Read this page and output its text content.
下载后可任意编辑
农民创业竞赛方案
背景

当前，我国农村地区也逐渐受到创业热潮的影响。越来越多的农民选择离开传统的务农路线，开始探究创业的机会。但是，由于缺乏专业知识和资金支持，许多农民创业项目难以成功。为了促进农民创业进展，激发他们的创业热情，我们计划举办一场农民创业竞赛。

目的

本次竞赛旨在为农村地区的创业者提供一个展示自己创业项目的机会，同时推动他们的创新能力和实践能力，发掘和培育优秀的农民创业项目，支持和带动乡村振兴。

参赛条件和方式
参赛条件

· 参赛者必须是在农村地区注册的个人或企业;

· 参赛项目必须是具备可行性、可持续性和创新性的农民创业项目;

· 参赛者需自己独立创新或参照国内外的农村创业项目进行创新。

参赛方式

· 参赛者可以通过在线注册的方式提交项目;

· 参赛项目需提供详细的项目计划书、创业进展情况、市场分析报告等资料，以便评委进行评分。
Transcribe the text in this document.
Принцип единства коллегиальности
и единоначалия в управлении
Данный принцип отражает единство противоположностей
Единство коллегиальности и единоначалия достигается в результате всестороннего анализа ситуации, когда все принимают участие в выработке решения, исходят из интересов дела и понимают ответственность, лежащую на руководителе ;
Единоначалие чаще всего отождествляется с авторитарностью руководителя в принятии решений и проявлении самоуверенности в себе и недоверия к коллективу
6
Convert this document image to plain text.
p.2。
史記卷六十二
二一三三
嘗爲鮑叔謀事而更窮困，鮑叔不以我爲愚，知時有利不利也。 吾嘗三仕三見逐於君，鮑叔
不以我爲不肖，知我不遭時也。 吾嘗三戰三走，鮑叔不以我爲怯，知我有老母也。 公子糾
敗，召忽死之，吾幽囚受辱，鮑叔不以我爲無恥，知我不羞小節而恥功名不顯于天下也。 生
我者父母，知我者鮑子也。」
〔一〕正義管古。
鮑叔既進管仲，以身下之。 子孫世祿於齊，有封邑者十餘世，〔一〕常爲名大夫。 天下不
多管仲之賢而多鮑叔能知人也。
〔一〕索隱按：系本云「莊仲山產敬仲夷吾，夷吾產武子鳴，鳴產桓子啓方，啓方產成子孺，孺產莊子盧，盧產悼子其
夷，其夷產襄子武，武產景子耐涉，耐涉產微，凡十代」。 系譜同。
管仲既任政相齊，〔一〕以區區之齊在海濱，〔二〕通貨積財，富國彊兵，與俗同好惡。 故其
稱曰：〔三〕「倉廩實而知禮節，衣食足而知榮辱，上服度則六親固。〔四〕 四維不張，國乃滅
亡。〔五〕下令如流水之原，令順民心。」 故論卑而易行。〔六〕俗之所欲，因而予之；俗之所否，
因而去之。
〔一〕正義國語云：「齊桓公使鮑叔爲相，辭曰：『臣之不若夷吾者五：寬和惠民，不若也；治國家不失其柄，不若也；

> **Task to carry out**: Extract the listing in its entirety, matching it exactly.

> **Response**:
Read this page and output its text content.
下载后可任意编辑
农民创业竞赛方案
背景

当前，我国农村地区也逐渐受到创业热潮的影响。越来越多的农民选择离开传统的务农路线，开始探究创业的机会。但是，由于缺乏专业知识和资金支持，许多农民创业项目难以成功。为了促进农民创业进展，激发他们的创业热情，我们计划举办一场农民创业竞赛。

目的

本次竞赛旨在为农村地区的创业者提供一个展示自己创业项目的机会，同时推动他们的创新能力和实践能力，发掘和培育优秀的农民创业项目，支持和带动乡村振兴。

参赛条件和方式
参赛条件

· 参赛者必须是在农村地区注册的个人或企业;

· 参赛项目必须是具备可行性、可持续性和创新性的农民创业项目;

· 参赛者需自己独立创新或参照国内外的农村创业项目进行创新。

参赛方式

· 参赛者可以通过在线注册的方式提交项目;

· 参赛项目需提供详细的项目计划书、创业进展情况、市场分析报告等资料，以便评委进行评分。
Transcribe the text in this document.
Принцип единства коллегиальности
и единоначалия в управлении
Данный принцип отражает единство противоположностей
Единство коллегиальности и единоначалия достигается в результате всестороннего анализа ситуации, когда все принимают участие в выработке решения, исходят из интересов дела и понимают ответственность, лежащую на руководителе ;
Единоначалие чаще всего отождествляется с авторитарностью руководителя в принятии решений и проявлении самоуверенности в себе и недоверия к коллективу
6
Convert this document image to plain text.
p.2。
史記卷六十二
二一三三
嘗爲鮑叔謀事而更窮困，鮑叔不以我爲愚，知時有利不利也。 吾嘗三仕三見逐於君，鮑叔
不以我爲不肖，知我不遭時也。 吾嘗三戰三走，鮑叔不以我爲怯，知我有老母也。 公子糾
敗，召忽死之，吾幽囚受辱，鮑叔不以我爲無恥，知我不羞小節而恥功名不顯于天下也。 生
我者父母，知我者鮑子也。」
〔一〕正義管古。
鮑叔既進管仲，以身下之。 子孫世祿於齊，有封邑者十餘世，〔一〕常爲名大夫。 天下不
多管仲之賢而多鮑叔能知人也。
〔一〕索隱按：系本云「莊仲山產敬仲夷吾，夷吾產武子鳴，鳴產桓子啓方，啓方產成子孺，孺產莊子盧，盧產悼子其
夷，其夷產襄子武，武產景子耐涉，耐涉產微，凡十代」。 系譜同。
管仲既任政相齊，〔一〕以區區之齊在海濱，〔二〕通貨積財，富國彊兵，與俗同好惡。 故其
稱曰：〔三〕「倉廩實而知禮節，衣食足而知榮辱，上服度則六親固。〔四〕 四維不張，國乃滅
亡。〔五〕下令如流水之原，令順民心。」 故論卑而易行。〔六〕俗之所欲，因而予之；俗之所否，
因而去之。
〔一〕正義國語云：「齊桓公使鮑叔爲相，辭曰：『臣之不若夷吾者五：寬和惠民，不若也；治國家不失其柄，不若也；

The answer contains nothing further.